Data entries
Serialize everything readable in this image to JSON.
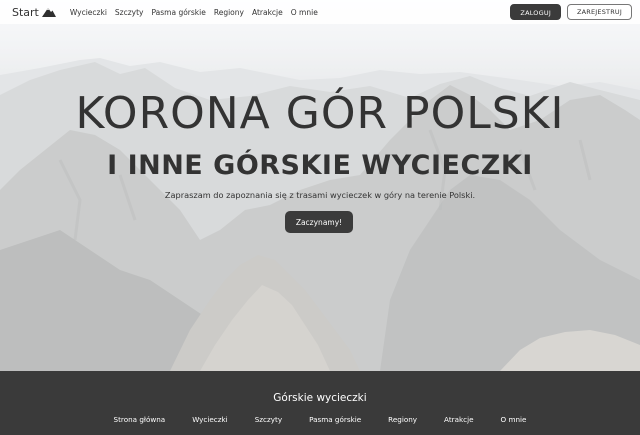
{
  "navbar": {
    "brand": "Start",
    "links": [
      "Wycieczki",
      "Szczyty",
      "Pasma górskie",
      "Regiony",
      "Atrakcje",
      "O mnie"
    ],
    "login_label": "ZALOGUJ",
    "register_label": "ZAREJESTRUJ"
  },
  "hero": {
    "title": "KORONA GÓR POLSKI",
    "subtitle": "I INNE GÓRSKIE WYCIECZKI",
    "description": "Zapraszam do zapoznania się z trasami wycieczek w góry na terenie Polski.",
    "cta_label": "Zaczynamy!"
  },
  "footer": {
    "title": "Górskie wycieczki",
    "links": [
      "Strona główna",
      "Wycieczki",
      "Szczyty",
      "Pasma górskie",
      "Regiony",
      "Atrakcje",
      "O mnie"
    ]
  },
  "colors": {
    "dark_button": "#3b3b3b",
    "footer_bg": "#3a3a3a",
    "text": "#333333"
  }
}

* _SHORT PROBLEM_: All of the entries above should be copied exactly, except for the pictures.

* _THE RESPONSE_:
Serialize everything readable in this image to JSON.
{
  "navbar": {
    "brand": "Start",
    "links": [
      "Wycieczki",
      "Szczyty",
      "Pasma górskie",
      "Regiony",
      "Atrakcje",
      "O mnie"
    ],
    "login_label": "ZALOGUJ",
    "register_label": "ZAREJESTRUJ"
  },
  "hero": {
    "title": "KORONA GÓR POLSKI",
    "subtitle": "I INNE GÓRSKIE WYCIECZKI",
    "description": "Zapraszam do zapoznania się z trasami wycieczek w góry na terenie Polski.",
    "cta_label": "Zaczynamy!"
  },
  "footer": {
    "title": "Górskie wycieczki",
    "links": [
      "Strona główna",
      "Wycieczki",
      "Szczyty",
      "Pasma górskie",
      "Regiony",
      "Atrakcje",
      "O mnie"
    ]
  },
  "colors": {
    "dark_button": "#3b3b3b",
    "footer_bg": "#3a3a3a",
    "text": "#333333"
  }
}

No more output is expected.